--- What you have to do ---
Your task is to quote the material that follows, in full and exactly.
**** Dataset excerpts ****
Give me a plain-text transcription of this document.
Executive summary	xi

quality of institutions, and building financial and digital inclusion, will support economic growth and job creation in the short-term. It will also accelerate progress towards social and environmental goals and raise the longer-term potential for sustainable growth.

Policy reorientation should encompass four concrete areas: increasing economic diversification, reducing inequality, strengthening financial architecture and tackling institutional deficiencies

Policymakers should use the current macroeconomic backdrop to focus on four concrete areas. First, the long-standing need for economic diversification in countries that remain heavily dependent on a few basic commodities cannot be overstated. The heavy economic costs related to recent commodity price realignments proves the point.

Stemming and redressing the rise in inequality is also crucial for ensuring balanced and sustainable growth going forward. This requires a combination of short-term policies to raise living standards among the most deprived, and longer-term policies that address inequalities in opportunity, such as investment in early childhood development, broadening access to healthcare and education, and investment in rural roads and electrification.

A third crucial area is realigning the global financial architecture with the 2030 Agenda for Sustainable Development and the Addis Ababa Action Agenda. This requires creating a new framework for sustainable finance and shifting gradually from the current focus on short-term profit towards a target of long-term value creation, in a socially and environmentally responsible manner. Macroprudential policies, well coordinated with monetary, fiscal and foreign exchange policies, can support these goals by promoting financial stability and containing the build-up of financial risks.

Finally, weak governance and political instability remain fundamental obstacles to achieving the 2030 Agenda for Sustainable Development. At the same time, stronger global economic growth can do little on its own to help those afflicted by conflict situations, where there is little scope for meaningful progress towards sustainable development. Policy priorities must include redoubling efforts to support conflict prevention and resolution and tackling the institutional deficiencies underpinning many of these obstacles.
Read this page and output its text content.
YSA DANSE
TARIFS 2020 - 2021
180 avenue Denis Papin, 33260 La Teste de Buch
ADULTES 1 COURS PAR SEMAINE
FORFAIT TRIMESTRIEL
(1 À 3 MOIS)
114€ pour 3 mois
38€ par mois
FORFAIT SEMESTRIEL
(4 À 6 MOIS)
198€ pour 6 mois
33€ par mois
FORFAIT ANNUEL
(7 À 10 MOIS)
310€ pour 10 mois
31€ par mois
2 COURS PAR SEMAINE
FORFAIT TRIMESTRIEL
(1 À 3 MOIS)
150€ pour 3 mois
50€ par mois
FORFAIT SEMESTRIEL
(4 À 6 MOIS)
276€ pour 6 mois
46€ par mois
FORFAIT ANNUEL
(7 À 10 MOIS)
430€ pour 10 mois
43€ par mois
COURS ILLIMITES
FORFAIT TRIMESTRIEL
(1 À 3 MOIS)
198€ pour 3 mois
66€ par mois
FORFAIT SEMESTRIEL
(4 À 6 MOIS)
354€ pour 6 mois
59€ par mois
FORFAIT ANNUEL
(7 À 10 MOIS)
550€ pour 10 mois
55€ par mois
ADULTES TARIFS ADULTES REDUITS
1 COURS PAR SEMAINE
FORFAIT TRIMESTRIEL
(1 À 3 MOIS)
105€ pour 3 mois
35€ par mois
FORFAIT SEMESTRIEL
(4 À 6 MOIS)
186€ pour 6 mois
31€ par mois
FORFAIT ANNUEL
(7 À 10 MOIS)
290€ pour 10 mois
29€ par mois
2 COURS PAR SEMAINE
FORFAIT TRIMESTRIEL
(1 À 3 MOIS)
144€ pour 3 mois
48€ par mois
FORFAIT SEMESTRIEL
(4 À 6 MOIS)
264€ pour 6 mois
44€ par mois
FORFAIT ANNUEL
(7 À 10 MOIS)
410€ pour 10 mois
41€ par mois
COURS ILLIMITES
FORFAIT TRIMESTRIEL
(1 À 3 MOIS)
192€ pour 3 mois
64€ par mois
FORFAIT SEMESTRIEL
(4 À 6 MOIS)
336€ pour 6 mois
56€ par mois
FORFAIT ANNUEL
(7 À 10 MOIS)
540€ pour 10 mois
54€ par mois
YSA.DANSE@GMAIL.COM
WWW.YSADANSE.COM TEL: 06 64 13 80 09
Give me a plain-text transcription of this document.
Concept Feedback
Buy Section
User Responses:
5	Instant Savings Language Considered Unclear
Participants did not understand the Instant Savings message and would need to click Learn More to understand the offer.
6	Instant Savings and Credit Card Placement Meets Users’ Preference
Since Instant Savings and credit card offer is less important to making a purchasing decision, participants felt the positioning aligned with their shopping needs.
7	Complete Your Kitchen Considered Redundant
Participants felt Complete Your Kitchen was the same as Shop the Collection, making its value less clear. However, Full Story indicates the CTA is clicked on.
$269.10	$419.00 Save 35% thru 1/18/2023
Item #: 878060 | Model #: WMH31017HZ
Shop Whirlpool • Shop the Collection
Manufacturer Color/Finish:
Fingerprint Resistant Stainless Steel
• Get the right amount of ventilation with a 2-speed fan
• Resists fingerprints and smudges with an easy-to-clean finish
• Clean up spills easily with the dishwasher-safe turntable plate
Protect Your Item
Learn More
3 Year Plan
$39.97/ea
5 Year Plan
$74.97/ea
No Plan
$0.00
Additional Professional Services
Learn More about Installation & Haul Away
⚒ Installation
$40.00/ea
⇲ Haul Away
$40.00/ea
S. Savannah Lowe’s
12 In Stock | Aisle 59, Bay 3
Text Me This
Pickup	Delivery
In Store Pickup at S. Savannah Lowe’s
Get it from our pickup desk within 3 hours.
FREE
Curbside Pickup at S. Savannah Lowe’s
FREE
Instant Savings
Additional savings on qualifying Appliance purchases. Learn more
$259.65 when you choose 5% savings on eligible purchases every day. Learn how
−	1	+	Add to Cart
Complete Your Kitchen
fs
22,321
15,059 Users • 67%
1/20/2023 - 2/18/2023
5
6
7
****
--- Answer to the problem ---
Give me a plain-text transcription of this document.
Executive summary	xi

quality of institutions, and building financial and digital inclusion, will support economic growth and job creation in the short-term. It will also accelerate progress towards social and environmental goals and raise the longer-term potential for sustainable growth.

Policy reorientation should encompass four concrete areas: increasing economic diversification, reducing inequality, strengthening financial architecture and tackling institutional deficiencies

Policymakers should use the current macroeconomic backdrop to focus on four concrete areas. First, the long-standing need for economic diversification in countries that remain heavily dependent on a few basic commodities cannot be overstated. The heavy economic costs related to recent commodity price realignments proves the point.

Stemming and redressing the rise in inequality is also crucial for ensuring balanced and sustainable growth going forward. This requires a combination of short-term policies to raise living standards among the most deprived, and longer-term policies that address inequalities in opportunity, such as investment in early childhood development, broadening access to healthcare and education, and investment in rural roads and electrification.

A third crucial area is realigning the global financial architecture with the 2030 Agenda for Sustainable Development and the Addis Ababa Action Agenda. This requires creating a new framework for sustainable finance and shifting gradually from the current focus on short-term profit towards a target of long-term value creation, in a socially and environmentally responsible manner. Macroprudential policies, well coordinated with monetary, fiscal and foreign exchange policies, can support these goals by promoting financial stability and containing the build-up of financial risks.

Finally, weak governance and political instability remain fundamental obstacles to achieving the 2030 Agenda for Sustainable Development. At the same time, stronger global economic growth can do little on its own to help those afflicted by conflict situations, where there is little scope for meaningful progress towards sustainable development. Policy priorities must include redoubling efforts to support conflict prevention and resolution and tackling the institutional deficiencies underpinning many of these obstacles.
Read this page and output its text content.
YSA DANSE
TARIFS 2020 - 2021
180 avenue Denis Papin, 33260 La Teste de Buch
ADULTES 1 COURS PAR SEMAINE
FORFAIT TRIMESTRIEL
(1 À 3 MOIS)
114€ pour 3 mois
38€ par mois
FORFAIT SEMESTRIEL
(4 À 6 MOIS)
198€ pour 6 mois
33€ par mois
FORFAIT ANNUEL
(7 À 10 MOIS)
310€ pour 10 mois
31€ par mois
2 COURS PAR SEMAINE
FORFAIT TRIMESTRIEL
(1 À 3 MOIS)
150€ pour 3 mois
50€ par mois
FORFAIT SEMESTRIEL
(4 À 6 MOIS)
276€ pour 6 mois
46€ par mois
FORFAIT ANNUEL
(7 À 10 MOIS)
430€ pour 10 mois
43€ par mois
COURS ILLIMITES
FORFAIT TRIMESTRIEL
(1 À 3 MOIS)
198€ pour 3 mois
66€ par mois
FORFAIT SEMESTRIEL
(4 À 6 MOIS)
354€ pour 6 mois
59€ par mois
FORFAIT ANNUEL
(7 À 10 MOIS)
550€ pour 10 mois
55€ par mois
ADULTES TARIFS ADULTES REDUITS
1 COURS PAR SEMAINE
FORFAIT TRIMESTRIEL
(1 À 3 MOIS)
105€ pour 3 mois
35€ par mois
FORFAIT SEMESTRIEL
(4 À 6 MOIS)
186€ pour 6 mois
31€ par mois
FORFAIT ANNUEL
(7 À 10 MOIS)
290€ pour 10 mois
29€ par mois
2 COURS PAR SEMAINE
FORFAIT TRIMESTRIEL
(1 À 3 MOIS)
144€ pour 3 mois
48€ par mois
FORFAIT SEMESTRIEL
(4 À 6 MOIS)
264€ pour 6 mois
44€ par mois
FORFAIT ANNUEL
(7 À 10 MOIS)
410€ pour 10 mois
41€ par mois
COURS ILLIMITES
FORFAIT TRIMESTRIEL
(1 À 3 MOIS)
192€ pour 3 mois
64€ par mois
FORFAIT SEMESTRIEL
(4 À 6 MOIS)
336€ pour 6 mois
56€ par mois
FORFAIT ANNUEL
(7 À 10 MOIS)
540€ pour 10 mois
54€ par mois
YSA.DANSE@GMAIL.COM
WWW.YSADANSE.COM TEL: 06 64 13 80 09
Give me a plain-text transcription of this document.
Concept Feedback
Buy Section
User Responses:
5	Instant Savings Language Considered Unclear
Participants did not understand the Instant Savings message and would need to click Learn More to understand the offer.
6	Instant Savings and Credit Card Placement Meets Users’ Preference
Since Instant Savings and credit card offer is less important to making a purchasing decision, participants felt the positioning aligned with their shopping needs.
7	Complete Your Kitchen Considered Redundant
Participants felt Complete Your Kitchen was the same as Shop the Collection, making its value less clear. However, Full Story indicates the CTA is clicked on.
$269.10	$419.00 Save 35% thru 1/18/2023
Item #: 878060 | Model #: WMH31017HZ
Shop Whirlpool • Shop the Collection
Manufacturer Color/Finish:
Fingerprint Resistant Stainless Steel
• Get the right amount of ventilation with a 2-speed fan
• Resists fingerprints and smudges with an easy-to-clean finish
• Clean up spills easily with the dishwasher-safe turntable plate
Protect Your Item
Learn More
3 Year Plan
$39.97/ea
5 Year Plan
$74.97/ea
No Plan
$0.00
Additional Professional Services
Learn More about Installation & Haul Away
⚒ Installation
$40.00/ea
⇲ Haul Away
$40.00/ea
S. Savannah Lowe’s
12 In Stock | Aisle 59, Bay 3
Text Me This
Pickup	Delivery
In Store Pickup at S. Savannah Lowe’s
Get it from our pickup desk within 3 hours.
FREE
Curbside Pickup at S. Savannah Lowe’s
FREE
Instant Savings
Additional savings on qualifying Appliance purchases. Learn more
$259.65 when you choose 5% savings on eligible purchases every day. Learn how
−	1	+	Add to Cart
Complete Your Kitchen
fs
22,321
15,059 Users • 67%
1/20/2023 - 2/18/2023
5
6
7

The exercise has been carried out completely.